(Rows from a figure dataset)

/---

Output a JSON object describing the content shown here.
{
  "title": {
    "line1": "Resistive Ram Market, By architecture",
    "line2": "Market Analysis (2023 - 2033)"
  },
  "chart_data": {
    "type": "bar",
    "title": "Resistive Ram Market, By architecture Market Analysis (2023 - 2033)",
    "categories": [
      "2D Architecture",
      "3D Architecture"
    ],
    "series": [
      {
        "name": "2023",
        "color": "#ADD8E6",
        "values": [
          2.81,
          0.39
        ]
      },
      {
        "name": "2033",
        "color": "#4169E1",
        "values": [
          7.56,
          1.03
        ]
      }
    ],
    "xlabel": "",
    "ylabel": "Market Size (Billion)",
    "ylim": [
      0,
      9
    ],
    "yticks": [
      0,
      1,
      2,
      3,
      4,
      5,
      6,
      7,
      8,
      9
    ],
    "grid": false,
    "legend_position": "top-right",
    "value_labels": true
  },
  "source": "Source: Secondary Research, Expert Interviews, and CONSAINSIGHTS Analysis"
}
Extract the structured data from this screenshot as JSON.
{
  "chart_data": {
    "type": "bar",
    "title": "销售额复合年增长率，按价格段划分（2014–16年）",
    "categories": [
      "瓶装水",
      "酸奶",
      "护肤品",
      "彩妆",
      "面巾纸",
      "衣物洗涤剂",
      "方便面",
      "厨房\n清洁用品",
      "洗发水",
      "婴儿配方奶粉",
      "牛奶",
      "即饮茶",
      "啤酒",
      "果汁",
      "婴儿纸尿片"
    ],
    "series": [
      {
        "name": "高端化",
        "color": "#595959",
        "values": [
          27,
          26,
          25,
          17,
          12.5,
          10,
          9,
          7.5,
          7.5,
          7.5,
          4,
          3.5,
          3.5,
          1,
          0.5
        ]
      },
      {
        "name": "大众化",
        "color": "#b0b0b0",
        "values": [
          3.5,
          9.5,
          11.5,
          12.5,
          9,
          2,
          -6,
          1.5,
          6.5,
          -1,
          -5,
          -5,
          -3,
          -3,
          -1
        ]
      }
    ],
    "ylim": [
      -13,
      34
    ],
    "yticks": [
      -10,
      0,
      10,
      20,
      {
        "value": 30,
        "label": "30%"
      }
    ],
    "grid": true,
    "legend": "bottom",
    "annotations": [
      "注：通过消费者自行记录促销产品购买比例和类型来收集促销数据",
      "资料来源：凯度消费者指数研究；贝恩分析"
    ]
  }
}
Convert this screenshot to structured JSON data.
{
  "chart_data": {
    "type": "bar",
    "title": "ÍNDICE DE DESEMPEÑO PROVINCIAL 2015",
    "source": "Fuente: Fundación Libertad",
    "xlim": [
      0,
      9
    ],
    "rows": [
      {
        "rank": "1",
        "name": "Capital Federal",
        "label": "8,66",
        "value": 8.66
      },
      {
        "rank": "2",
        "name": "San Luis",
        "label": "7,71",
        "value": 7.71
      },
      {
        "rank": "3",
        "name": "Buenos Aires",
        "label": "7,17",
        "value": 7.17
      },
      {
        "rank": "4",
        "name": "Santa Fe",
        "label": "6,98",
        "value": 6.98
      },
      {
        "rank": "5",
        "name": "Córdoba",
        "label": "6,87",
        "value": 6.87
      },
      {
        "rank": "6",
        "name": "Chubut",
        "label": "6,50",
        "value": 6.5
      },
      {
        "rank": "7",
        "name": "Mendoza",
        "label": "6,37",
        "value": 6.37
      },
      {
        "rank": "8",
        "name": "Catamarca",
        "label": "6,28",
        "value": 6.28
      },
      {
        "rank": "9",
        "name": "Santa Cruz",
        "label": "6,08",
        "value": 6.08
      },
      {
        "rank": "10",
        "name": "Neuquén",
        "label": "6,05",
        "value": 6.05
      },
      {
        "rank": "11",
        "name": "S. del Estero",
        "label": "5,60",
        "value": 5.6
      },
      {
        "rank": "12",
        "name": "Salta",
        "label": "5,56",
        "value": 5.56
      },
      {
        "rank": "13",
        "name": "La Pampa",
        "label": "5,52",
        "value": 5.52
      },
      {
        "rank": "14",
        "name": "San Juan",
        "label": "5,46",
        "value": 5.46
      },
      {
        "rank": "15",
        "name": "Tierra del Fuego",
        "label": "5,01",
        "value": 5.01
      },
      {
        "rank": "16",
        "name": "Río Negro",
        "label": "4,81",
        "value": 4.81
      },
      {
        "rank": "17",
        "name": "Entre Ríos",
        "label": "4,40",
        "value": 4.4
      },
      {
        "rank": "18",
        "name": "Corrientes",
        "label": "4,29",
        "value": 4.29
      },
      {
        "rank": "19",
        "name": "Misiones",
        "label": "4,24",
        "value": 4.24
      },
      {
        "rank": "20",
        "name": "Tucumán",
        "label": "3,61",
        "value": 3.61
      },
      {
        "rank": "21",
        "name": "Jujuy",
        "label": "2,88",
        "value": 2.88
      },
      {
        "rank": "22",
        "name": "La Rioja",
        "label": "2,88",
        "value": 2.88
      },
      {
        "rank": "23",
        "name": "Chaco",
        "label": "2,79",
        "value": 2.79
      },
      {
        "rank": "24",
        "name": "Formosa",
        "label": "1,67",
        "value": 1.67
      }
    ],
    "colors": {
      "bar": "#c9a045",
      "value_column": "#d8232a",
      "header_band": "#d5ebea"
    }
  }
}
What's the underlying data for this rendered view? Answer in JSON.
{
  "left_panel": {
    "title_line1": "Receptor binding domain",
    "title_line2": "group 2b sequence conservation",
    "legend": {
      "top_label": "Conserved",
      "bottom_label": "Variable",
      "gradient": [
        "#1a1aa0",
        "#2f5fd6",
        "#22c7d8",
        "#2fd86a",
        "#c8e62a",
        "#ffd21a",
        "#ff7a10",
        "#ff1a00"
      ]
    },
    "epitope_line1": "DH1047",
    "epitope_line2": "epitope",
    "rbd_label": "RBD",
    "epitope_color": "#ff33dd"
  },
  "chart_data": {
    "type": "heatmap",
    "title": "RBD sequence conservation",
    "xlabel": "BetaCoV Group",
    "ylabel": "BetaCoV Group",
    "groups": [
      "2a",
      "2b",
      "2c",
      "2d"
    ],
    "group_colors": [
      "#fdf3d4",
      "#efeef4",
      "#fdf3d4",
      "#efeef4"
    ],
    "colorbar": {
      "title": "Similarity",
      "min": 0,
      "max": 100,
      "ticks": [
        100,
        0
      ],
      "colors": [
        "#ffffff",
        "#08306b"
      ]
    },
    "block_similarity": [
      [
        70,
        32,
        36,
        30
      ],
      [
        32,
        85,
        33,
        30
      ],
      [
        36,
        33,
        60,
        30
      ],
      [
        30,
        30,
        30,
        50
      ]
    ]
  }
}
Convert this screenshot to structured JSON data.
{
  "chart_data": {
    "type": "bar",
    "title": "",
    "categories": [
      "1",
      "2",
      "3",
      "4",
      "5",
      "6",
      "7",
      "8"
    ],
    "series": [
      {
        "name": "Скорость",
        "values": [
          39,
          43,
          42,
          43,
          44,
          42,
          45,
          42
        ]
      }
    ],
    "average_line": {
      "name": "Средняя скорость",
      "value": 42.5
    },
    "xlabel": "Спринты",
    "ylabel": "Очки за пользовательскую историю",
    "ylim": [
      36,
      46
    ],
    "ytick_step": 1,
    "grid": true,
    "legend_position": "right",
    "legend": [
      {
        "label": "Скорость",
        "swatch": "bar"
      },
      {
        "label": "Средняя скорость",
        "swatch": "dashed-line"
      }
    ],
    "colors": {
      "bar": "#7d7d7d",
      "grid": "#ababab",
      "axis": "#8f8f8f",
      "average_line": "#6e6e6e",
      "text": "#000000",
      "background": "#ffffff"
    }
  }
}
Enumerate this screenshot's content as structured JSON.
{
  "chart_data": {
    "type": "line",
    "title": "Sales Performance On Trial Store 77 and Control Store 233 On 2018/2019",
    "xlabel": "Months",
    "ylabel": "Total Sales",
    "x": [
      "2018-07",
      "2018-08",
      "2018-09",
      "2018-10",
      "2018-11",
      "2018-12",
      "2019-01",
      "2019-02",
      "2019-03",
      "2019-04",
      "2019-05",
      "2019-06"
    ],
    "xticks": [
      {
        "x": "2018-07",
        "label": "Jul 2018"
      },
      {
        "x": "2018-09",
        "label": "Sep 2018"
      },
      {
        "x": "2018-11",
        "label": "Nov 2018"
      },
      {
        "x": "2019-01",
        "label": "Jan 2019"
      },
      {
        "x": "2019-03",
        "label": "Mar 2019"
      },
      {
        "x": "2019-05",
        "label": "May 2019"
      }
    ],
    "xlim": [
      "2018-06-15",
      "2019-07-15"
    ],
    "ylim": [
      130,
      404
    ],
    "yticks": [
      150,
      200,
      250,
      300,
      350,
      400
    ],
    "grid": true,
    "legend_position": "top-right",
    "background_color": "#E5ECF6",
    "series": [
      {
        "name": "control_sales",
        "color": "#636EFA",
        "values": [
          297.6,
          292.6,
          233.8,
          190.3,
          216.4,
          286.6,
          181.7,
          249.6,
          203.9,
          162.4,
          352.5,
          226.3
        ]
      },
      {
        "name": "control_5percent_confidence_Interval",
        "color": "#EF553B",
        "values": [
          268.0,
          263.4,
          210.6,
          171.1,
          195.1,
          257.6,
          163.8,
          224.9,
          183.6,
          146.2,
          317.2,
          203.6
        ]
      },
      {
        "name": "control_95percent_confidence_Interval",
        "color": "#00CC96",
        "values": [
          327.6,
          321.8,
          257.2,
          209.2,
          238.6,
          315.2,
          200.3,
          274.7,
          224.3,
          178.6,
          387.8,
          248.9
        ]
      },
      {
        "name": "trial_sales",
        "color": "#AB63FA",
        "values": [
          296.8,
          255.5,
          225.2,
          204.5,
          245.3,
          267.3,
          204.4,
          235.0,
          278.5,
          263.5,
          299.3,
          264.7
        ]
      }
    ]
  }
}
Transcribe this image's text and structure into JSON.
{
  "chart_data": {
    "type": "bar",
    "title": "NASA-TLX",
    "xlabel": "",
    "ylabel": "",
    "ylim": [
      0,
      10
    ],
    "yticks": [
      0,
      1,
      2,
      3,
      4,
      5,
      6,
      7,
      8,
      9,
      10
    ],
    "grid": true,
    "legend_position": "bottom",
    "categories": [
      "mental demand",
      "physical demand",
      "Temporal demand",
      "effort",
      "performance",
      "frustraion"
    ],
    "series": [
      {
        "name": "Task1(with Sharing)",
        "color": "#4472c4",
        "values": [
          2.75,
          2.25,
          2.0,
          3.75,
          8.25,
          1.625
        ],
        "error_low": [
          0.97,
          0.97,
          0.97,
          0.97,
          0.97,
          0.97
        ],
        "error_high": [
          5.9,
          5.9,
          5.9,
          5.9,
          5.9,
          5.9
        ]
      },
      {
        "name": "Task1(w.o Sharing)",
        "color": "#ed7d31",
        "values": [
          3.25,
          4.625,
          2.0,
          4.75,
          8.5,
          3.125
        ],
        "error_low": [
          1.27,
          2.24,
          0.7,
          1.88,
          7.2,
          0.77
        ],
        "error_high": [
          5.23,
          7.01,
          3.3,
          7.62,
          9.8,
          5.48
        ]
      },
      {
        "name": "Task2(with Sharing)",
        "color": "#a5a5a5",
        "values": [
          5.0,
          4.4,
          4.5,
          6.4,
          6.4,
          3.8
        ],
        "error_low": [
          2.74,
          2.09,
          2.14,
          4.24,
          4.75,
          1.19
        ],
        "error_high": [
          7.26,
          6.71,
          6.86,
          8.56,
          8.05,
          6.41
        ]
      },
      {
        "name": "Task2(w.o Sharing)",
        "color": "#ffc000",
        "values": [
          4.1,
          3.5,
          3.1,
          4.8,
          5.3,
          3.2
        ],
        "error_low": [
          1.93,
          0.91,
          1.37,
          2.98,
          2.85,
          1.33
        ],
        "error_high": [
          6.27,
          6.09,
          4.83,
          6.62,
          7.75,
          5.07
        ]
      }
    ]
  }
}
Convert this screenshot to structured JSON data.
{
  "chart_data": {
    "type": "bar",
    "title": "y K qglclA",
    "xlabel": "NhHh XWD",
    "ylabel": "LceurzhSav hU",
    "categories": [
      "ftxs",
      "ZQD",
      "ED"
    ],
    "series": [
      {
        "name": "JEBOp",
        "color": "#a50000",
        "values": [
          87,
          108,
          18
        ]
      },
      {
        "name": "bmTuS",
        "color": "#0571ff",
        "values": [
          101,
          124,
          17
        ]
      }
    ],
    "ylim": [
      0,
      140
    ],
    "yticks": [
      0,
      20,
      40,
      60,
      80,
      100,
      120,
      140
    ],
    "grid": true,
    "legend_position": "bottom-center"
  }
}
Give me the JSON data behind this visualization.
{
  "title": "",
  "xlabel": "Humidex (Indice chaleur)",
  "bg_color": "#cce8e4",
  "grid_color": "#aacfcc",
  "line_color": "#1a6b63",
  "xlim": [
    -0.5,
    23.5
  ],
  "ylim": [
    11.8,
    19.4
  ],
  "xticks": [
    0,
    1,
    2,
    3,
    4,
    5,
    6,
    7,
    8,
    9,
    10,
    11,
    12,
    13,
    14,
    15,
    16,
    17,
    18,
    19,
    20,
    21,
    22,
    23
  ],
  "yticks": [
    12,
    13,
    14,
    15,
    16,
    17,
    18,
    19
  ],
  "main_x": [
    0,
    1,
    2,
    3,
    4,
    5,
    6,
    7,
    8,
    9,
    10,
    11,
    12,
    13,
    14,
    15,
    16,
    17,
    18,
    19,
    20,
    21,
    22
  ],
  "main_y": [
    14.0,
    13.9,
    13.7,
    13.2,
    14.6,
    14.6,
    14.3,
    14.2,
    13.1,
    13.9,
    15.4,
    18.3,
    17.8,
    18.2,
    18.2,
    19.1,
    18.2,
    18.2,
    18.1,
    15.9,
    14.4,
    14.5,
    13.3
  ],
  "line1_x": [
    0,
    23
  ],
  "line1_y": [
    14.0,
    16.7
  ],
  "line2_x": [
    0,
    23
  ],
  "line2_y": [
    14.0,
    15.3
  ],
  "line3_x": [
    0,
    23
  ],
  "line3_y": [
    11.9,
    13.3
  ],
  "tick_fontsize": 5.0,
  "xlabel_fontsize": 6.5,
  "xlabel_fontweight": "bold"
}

\---

### EXERCISE DESCRIPTION
Print the line containing "Give me the" and every line after it to the end of the records above, exactly as written, and nothing else.

### WRITTEN ANSWER
Give me the JSON data behind this visualization.
{
  "title": "",
  "xlabel": "Humidex (Indice chaleur)",
  "bg_color": "#cce8e4",
  "grid_color": "#aacfcc",
  "line_color": "#1a6b63",
  "xlim": [
    -0.5,
    23.5
  ],
  "ylim": [
    11.8,
    19.4
  ],
  "xticks": [
    0,
    1,
    2,
    3,
    4,
    5,
    6,
    7,
    8,
    9,
    10,
    11,
    12,
    13,
    14,
    15,
    16,
    17,
    18,
    19,
    20,
    21,
    22,
    23
  ],
  "yticks": [
    12,
    13,
    14,
    15,
    16,
    17,
    18,
    19
  ],
  "main_x": [
    0,
    1,
    2,
    3,
    4,
    5,
    6,
    7,
    8,
    9,
    10,
    11,
    12,
    13,
    14,
    15,
    16,
    17,
    18,
    19,
    20,
    21,
    22
  ],
  "main_y": [
    14.0,
    13.9,
    13.7,
    13.2,
    14.6,
    14.6,
    14.3,
    14.2,
    13.1,
    13.9,
    15.4,
    18.3,
    17.8,
    18.2,
    18.2,
    19.1,
    18.2,
    18.2,
    18.1,
    15.9,
    14.4,
    14.5,
    13.3
  ],
  "line1_x": [
    0,
    23
  ],
  "line1_y": [
    14.0,
    16.7
  ],
  "line2_x": [
    0,
    23
  ],
  "line2_y": [
    14.0,
    15.3
  ],
  "line3_x": [
    0,
    23
  ],
  "line3_y": [
    11.9,
    13.3
  ],
  "tick_fontsize": 5.0,
  "xlabel_fontsize": 6.5,
  "xlabel_fontweight": "bold"
}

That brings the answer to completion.